Reproduce all the entries exactly and keep the pictures out.

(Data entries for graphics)
· · ·
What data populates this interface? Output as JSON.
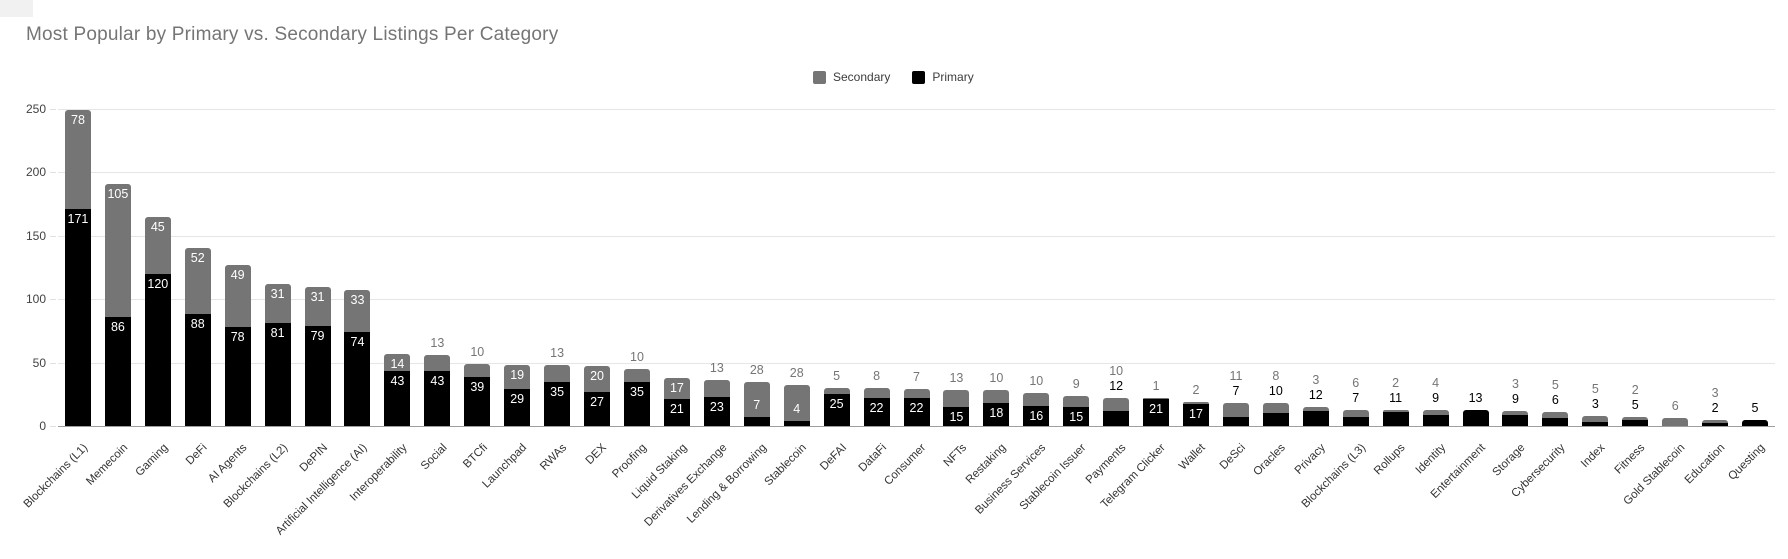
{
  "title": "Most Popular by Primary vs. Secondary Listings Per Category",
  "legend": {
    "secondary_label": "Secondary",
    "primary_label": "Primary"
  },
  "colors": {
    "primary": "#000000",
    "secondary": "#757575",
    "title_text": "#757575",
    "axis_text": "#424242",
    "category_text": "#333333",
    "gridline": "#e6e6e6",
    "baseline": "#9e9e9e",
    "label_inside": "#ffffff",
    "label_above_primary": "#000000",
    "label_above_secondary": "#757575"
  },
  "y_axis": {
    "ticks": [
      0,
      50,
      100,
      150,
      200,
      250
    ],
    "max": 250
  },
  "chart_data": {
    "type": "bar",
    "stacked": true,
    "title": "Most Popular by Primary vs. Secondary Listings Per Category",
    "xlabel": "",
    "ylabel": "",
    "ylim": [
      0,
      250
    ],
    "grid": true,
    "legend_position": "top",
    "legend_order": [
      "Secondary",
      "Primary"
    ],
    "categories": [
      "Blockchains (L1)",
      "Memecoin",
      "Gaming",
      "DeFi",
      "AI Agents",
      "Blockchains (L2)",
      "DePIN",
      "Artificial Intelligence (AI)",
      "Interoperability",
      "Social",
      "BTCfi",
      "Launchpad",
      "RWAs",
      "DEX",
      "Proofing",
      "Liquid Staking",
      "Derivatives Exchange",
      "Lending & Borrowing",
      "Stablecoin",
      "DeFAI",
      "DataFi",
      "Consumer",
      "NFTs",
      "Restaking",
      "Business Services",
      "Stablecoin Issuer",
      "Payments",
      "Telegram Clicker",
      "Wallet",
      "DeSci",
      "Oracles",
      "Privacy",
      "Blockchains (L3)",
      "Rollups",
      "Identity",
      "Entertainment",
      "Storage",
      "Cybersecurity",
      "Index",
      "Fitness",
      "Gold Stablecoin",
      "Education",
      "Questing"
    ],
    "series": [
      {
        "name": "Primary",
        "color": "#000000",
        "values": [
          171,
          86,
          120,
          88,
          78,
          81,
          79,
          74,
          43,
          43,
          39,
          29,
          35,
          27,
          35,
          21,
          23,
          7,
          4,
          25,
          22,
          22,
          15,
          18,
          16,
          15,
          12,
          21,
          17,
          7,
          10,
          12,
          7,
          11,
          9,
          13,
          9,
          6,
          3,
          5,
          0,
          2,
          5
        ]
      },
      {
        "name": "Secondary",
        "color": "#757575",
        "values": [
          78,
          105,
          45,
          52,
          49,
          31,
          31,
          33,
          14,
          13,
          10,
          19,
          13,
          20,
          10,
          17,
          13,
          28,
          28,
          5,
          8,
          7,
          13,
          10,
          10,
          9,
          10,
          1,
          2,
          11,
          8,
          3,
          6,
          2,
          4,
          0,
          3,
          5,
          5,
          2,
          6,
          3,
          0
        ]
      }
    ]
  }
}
· · ·
▸ Task output
What data populates this interface? Output as JSON.
{
  "title": "Most Popular by Primary vs. Secondary Listings Per Category",
  "legend": {
    "secondary_label": "Secondary",
    "primary_label": "Primary"
  },
  "colors": {
    "primary": "#000000",
    "secondary": "#757575",
    "title_text": "#757575",
    "axis_text": "#424242",
    "category_text": "#333333",
    "gridline": "#e6e6e6",
    "baseline": "#9e9e9e",
    "label_inside": "#ffffff",
    "label_above_primary": "#000000",
    "label_above_secondary": "#757575"
  },
  "y_axis": {
    "ticks": [
      0,
      50,
      100,
      150,
      200,
      250
    ],
    "max": 250
  },
  "chart_data": {
    "type": "bar",
    "stacked": true,
    "title": "Most Popular by Primary vs. Secondary Listings Per Category",
    "xlabel": "",
    "ylabel": "",
    "ylim": [
      0,
      250
    ],
    "grid": true,
    "legend_position": "top",
    "legend_order": [
      "Secondary",
      "Primary"
    ],
    "categories": [
      "Blockchains (L1)",
      "Memecoin",
      "Gaming",
      "DeFi",
      "AI Agents",
      "Blockchains (L2)",
      "DePIN",
      "Artificial Intelligence (AI)",
      "Interoperability",
      "Social",
      "BTCfi",
      "Launchpad",
      "RWAs",
      "DEX",
      "Proofing",
      "Liquid Staking",
      "Derivatives Exchange",
      "Lending & Borrowing",
      "Stablecoin",
      "DeFAI",
      "DataFi",
      "Consumer",
      "NFTs",
      "Restaking",
      "Business Services",
      "Stablecoin Issuer",
      "Payments",
      "Telegram Clicker",
      "Wallet",
      "DeSci",
      "Oracles",
      "Privacy",
      "Blockchains (L3)",
      "Rollups",
      "Identity",
      "Entertainment",
      "Storage",
      "Cybersecurity",
      "Index",
      "Fitness",
      "Gold Stablecoin",
      "Education",
      "Questing"
    ],
    "series": [
      {
        "name": "Primary",
        "color": "#000000",
        "values": [
          171,
          86,
          120,
          88,
          78,
          81,
          79,
          74,
          43,
          43,
          39,
          29,
          35,
          27,
          35,
          21,
          23,
          7,
          4,
          25,
          22,
          22,
          15,
          18,
          16,
          15,
          12,
          21,
          17,
          7,
          10,
          12,
          7,
          11,
          9,
          13,
          9,
          6,
          3,
          5,
          0,
          2,
          5
        ]
      },
      {
        "name": "Secondary",
        "color": "#757575",
        "values": [
          78,
          105,
          45,
          52,
          49,
          31,
          31,
          33,
          14,
          13,
          10,
          19,
          13,
          20,
          10,
          17,
          13,
          28,
          28,
          5,
          8,
          7,
          13,
          10,
          10,
          9,
          10,
          1,
          2,
          11,
          8,
          3,
          6,
          2,
          4,
          0,
          3,
          5,
          5,
          2,
          6,
          3,
          0
        ]
      }
    ]
  }
}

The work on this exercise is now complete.